Request: Copy each line in the data that includes the word "purpose".

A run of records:
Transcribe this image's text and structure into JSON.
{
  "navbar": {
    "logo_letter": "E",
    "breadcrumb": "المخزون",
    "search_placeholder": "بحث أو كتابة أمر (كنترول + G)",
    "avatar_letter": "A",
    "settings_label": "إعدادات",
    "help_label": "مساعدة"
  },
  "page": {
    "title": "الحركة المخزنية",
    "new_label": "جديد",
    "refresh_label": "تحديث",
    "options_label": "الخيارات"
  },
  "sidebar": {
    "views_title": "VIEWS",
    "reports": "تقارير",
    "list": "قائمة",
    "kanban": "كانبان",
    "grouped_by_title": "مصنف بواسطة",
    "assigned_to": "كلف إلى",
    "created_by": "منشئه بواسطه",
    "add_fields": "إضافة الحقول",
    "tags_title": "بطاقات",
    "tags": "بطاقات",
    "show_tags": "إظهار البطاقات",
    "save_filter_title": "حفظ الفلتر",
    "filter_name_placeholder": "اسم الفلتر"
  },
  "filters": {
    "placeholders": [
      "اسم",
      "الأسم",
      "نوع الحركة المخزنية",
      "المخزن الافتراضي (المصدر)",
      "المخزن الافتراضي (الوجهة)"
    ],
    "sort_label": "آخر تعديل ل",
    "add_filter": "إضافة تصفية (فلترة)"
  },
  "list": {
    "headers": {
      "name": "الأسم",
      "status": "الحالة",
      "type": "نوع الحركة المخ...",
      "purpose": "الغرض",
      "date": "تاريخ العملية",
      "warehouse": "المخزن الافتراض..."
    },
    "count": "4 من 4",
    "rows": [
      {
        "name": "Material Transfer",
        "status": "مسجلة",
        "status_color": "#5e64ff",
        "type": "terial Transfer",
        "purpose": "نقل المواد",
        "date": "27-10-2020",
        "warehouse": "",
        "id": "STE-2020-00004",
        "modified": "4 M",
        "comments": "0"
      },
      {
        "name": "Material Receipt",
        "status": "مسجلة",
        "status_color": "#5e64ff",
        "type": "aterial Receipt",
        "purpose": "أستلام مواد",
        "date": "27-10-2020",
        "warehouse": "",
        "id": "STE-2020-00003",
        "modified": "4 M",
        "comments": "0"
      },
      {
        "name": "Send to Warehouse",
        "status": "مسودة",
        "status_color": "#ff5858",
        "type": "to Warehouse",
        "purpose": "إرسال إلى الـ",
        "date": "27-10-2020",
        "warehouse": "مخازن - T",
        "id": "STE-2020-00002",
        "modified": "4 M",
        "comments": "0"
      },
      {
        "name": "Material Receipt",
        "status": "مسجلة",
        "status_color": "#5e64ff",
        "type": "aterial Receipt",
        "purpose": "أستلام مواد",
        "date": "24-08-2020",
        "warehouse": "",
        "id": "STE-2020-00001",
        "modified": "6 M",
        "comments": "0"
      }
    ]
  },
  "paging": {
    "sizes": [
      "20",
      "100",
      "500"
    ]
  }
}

Result of this exercise:
      "purpose": "الغرض",
        "purpose": "نقل المواد",
        "purpose": "أستلام مواد",
        "purpose": "إرسال إلى الـ",
        "purpose": "أستلام مواد",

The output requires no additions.